■ Task requirements: Copy the entries word for word, starting at the first line and ending with the line that contains "plus-icon[interactable] xyxy=(778,109,802,133)".

■ Records supplied:
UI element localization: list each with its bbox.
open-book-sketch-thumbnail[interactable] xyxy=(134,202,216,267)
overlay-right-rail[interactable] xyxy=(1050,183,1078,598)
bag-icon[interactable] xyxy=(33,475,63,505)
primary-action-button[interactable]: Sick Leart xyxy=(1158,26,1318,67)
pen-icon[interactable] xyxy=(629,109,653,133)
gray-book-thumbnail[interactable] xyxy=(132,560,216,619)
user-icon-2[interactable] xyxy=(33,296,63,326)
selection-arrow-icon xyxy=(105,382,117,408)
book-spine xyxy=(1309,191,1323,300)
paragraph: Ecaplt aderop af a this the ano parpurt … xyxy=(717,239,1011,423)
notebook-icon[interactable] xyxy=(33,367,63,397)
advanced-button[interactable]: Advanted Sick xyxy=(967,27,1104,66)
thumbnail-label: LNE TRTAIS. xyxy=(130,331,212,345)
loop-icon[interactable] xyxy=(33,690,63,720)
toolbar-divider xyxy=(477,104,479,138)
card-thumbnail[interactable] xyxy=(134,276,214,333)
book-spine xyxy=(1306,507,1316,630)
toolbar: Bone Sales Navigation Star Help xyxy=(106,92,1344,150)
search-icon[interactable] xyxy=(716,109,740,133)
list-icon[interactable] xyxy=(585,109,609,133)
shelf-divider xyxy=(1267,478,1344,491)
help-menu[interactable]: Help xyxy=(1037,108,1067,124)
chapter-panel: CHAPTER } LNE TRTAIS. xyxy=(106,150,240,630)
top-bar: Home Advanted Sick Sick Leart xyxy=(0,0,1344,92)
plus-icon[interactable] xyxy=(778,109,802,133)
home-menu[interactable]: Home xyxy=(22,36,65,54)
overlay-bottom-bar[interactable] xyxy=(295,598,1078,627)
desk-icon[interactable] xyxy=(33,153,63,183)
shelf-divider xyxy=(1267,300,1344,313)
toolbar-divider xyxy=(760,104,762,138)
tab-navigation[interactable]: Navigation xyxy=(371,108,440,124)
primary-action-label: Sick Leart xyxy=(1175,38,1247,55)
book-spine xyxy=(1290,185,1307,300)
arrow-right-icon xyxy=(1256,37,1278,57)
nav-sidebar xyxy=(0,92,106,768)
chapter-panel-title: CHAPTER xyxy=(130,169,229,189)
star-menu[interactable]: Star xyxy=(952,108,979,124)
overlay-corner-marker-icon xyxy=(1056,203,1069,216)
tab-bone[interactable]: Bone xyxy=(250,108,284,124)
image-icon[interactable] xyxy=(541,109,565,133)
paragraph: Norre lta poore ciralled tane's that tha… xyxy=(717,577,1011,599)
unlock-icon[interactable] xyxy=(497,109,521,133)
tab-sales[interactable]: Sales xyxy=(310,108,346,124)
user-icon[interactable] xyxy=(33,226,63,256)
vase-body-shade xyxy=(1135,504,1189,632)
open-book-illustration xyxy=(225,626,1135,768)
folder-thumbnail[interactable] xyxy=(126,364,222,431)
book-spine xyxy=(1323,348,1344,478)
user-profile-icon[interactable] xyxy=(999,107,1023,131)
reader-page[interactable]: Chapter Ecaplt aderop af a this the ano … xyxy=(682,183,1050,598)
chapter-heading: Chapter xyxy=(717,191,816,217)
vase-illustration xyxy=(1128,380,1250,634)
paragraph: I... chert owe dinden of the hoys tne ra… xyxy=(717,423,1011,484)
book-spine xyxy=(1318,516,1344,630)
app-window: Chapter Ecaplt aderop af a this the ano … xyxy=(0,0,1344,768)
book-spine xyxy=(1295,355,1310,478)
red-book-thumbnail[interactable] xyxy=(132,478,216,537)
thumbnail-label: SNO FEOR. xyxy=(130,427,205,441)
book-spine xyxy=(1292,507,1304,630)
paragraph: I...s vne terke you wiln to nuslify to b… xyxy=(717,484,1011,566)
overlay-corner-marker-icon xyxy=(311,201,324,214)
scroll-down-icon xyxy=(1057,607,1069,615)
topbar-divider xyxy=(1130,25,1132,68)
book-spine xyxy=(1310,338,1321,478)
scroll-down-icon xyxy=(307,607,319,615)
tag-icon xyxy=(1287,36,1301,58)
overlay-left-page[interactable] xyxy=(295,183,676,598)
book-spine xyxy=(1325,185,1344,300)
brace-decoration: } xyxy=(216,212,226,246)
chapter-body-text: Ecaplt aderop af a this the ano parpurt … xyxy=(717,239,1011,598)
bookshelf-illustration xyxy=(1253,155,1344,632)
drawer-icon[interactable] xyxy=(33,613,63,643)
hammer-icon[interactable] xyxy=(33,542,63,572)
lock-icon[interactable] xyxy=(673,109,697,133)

■ Answer to this exercise:
UI element localization: list each with its bbox.
open-book-sketch-thumbnail[interactable] xyxy=(134,202,216,267)
overlay-right-rail[interactable] xyxy=(1050,183,1078,598)
bag-icon[interactable] xyxy=(33,475,63,505)
primary-action-button[interactable]: Sick Leart xyxy=(1158,26,1318,67)
pen-icon[interactable] xyxy=(629,109,653,133)
gray-book-thumbnail[interactable] xyxy=(132,560,216,619)
user-icon-2[interactable] xyxy=(33,296,63,326)
selection-arrow-icon xyxy=(105,382,117,408)
book-spine xyxy=(1309,191,1323,300)
paragraph: Ecaplt aderop af a this the ano parpurt … xyxy=(717,239,1011,423)
notebook-icon[interactable] xyxy=(33,367,63,397)
advanced-button[interactable]: Advanted Sick xyxy=(967,27,1104,66)
thumbnail-label: LNE TRTAIS. xyxy=(130,331,212,345)
loop-icon[interactable] xyxy=(33,690,63,720)
toolbar-divider xyxy=(477,104,479,138)
card-thumbnail[interactable] xyxy=(134,276,214,333)
book-spine xyxy=(1306,507,1316,630)
toolbar: Bone Sales Navigation Star Help xyxy=(106,92,1344,150)
search-icon[interactable] xyxy=(716,109,740,133)
list-icon[interactable] xyxy=(585,109,609,133)
shelf-divider xyxy=(1267,478,1344,491)
help-menu[interactable]: Help xyxy=(1037,108,1067,124)
chapter-panel: CHAPTER } LNE TRTAIS. xyxy=(106,150,240,630)
top-bar: Home Advanted Sick Sick Leart xyxy=(0,0,1344,92)
plus-icon[interactable] xyxy=(778,109,802,133)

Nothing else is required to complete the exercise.